Your task - Starting with the first row and going on through the row that contains "tools-heading: Tools you", retype every row character for character, including both of those rows.
———
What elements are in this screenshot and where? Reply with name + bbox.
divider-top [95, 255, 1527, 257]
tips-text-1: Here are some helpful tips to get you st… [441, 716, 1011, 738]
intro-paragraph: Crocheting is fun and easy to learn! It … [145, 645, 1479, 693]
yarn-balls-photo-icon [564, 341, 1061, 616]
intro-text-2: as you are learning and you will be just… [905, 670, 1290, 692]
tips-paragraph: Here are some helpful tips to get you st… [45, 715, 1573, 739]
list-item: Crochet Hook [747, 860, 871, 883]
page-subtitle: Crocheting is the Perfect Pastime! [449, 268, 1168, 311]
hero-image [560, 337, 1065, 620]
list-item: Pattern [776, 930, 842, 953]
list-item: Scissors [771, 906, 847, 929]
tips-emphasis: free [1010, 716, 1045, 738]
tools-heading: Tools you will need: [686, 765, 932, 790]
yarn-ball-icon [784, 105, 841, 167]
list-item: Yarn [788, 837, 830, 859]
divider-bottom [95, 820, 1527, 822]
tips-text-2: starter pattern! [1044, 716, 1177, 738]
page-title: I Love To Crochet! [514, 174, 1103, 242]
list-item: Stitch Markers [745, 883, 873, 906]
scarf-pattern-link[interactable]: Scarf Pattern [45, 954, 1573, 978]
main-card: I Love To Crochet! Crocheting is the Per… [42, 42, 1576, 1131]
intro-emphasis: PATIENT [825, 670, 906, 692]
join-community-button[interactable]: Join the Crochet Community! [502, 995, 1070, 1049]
———
Answer to the exercise -
What elements are in this screenshot and where? Reply with name + bbox.
divider-top [95, 255, 1527, 257]
tips-text-1: Here are some helpful tips to get you st… [441, 716, 1011, 738]
intro-paragraph: Crocheting is fun and easy to learn! It … [145, 645, 1479, 693]
yarn-balls-photo-icon [564, 341, 1061, 616]
intro-text-2: as you are learning and you will be just… [905, 670, 1290, 692]
tips-paragraph: Here are some helpful tips to get you st… [45, 715, 1573, 739]
list-item: Crochet Hook [747, 860, 871, 883]
page-subtitle: Crocheting is the Perfect Pastime! [449, 268, 1168, 311]
hero-image [560, 337, 1065, 620]
list-item: Pattern [776, 930, 842, 953]
list-item: Scissors [771, 906, 847, 929]
tips-emphasis: free [1010, 716, 1045, 738]
tools-heading: Tools you will need: [686, 765, 932, 790]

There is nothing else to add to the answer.